----- Supplied material

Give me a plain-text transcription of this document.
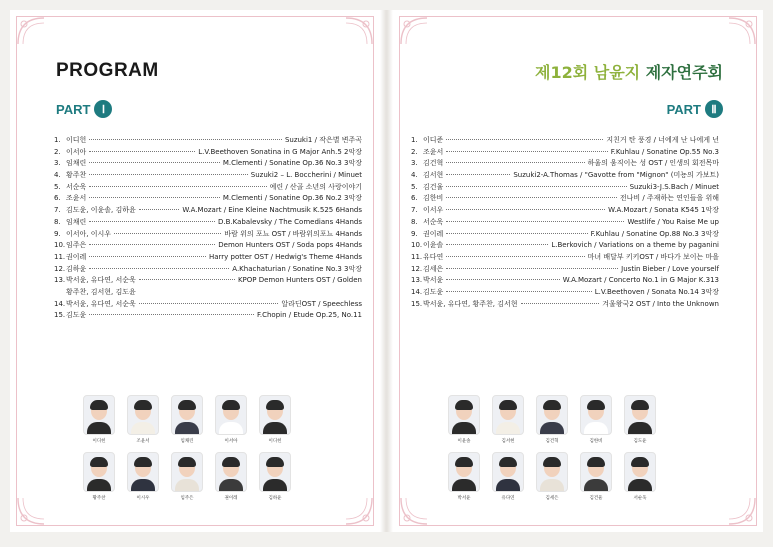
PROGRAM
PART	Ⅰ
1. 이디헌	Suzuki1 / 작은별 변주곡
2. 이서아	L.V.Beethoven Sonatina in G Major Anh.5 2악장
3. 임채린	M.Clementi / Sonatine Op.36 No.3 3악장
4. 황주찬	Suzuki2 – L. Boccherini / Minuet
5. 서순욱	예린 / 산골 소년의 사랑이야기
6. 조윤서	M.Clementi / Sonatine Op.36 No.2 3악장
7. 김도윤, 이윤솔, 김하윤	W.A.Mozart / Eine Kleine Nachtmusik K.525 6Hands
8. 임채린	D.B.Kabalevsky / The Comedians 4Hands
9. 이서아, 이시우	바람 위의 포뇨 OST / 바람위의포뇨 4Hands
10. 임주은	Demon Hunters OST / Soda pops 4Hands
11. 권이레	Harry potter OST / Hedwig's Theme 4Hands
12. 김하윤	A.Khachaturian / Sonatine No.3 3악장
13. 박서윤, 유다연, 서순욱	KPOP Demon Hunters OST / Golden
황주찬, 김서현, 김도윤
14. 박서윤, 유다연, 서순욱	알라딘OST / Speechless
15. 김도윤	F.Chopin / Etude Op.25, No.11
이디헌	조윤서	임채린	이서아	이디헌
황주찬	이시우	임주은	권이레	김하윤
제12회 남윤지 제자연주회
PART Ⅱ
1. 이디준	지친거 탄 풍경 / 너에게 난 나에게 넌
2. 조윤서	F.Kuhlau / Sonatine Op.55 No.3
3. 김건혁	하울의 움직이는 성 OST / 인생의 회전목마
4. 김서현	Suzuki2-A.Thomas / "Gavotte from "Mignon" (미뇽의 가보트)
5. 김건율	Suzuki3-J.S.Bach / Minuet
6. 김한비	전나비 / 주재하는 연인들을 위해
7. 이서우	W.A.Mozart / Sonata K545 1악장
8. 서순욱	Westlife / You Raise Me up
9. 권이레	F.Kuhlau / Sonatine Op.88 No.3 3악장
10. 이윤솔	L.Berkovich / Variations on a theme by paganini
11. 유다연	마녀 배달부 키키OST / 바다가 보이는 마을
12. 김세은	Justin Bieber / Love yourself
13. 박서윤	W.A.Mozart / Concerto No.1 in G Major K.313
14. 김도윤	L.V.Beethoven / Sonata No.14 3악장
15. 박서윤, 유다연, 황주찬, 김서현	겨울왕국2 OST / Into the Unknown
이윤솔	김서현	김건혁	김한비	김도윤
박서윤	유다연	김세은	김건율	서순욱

----------
----- Supplied material

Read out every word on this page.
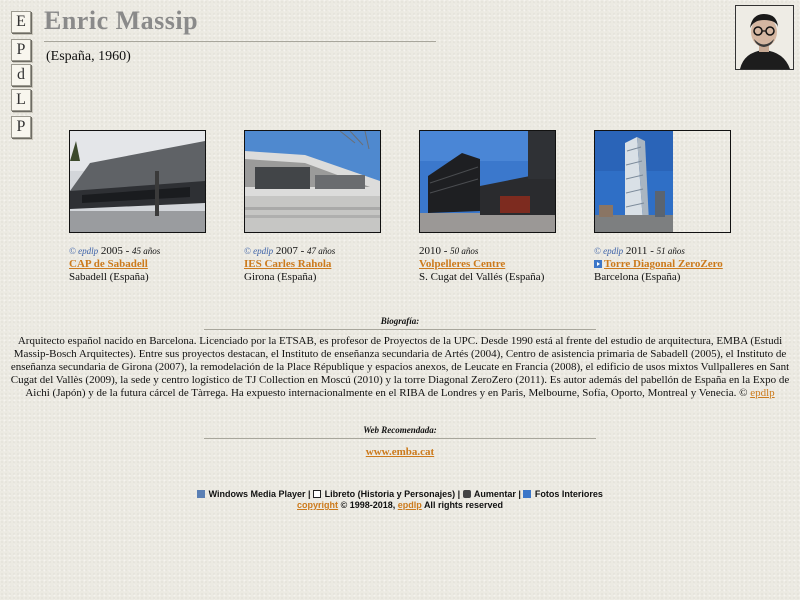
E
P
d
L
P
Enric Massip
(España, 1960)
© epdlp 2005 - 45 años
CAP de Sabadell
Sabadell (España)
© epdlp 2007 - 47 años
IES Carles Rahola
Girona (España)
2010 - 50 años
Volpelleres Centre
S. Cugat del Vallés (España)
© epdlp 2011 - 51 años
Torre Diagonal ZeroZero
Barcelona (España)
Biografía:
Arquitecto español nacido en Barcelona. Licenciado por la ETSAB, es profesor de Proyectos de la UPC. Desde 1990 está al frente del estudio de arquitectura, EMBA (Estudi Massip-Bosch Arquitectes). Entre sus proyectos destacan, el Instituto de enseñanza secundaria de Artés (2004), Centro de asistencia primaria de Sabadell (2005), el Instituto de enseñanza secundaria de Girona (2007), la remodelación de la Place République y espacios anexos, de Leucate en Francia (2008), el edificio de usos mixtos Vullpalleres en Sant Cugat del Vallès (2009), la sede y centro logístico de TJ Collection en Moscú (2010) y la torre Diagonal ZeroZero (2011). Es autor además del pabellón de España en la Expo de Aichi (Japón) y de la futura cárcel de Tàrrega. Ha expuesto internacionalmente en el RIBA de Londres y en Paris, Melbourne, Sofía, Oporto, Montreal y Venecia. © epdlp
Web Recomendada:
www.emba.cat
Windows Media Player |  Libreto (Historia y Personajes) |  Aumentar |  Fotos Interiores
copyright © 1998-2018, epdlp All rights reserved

----------

* [Goal]
Determine how many lines include the word "Sonata" and report that number by itself.

* [Reply to the exercise]
2